§ Given exercise 1:
Repeat the passage from the pre-registration discussion word for word, from "Maybe pre-registering isn't" to "rate of innovation).".
§ Given exercise 2:
Continue the comments on pre-registering research, picking up after their final sentence.

Imagine the corresponding concept for programmers: you are not allowed to sell or share any software you create unless you pre-register a detailed plan for what code you will write and how it will be used before you write the first line of code. Pretty sure that would reduce the innovation going on in public GitHub repos a lot :)
I think that not knowing the null results of others also slows down innovation, because you never know if an area of interest / whitespace in a field is 1) because there's something there or 2) because others tried, failed, and didn't publish.
Maybe pre-registering isn't the right answer; I'm sure there are practical hurdles, but the problem to be solved still remains the same (visibility into the graveyard of failed experiments to improve the rate of innovation).
Who would track this registration and would it require approvals now?. Then what if you changed your current research because you have personal reasons, change of plans, didn't see it fitting....etc. How would you handle these situations? And why are you introducing MITMs.

§ Data extract:
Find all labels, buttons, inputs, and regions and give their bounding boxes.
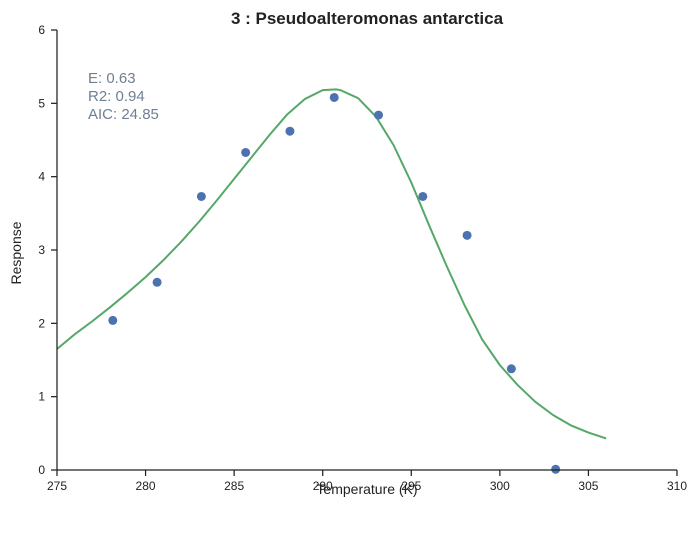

§ Task result 1:
Maybe pre-registering isn't the right answer; I'm sure there are practical hurdles, but the problem to be solved still remains the same (visibility into the graveyard of failed experiments to improve the rate of innovation).

§ Task result 2:
This will hardly achieve this goal as you basically make things harder, and now you are introducing more overhead. The main reason why people don't like publishing null results is that it hurts them in funding applications. The current system works with mentality, we shouldn't fund someone who don't get positive results. It is better to allocate this somewhere else. Most of the problems with research can be tracked down to funding issues and practices. But these are political issues, so people try to argue about other things because it is easy.
All good points- I was imagining that from a funder's perspective, knowing null results is actually important to guaranteeing future positive results / being strategic about what is worth funding in (versus what is destined to fail because others failed and they just didn't know). Not sure how it would work in practice; might be bumpy but certainly seems worthwhile / not impossible.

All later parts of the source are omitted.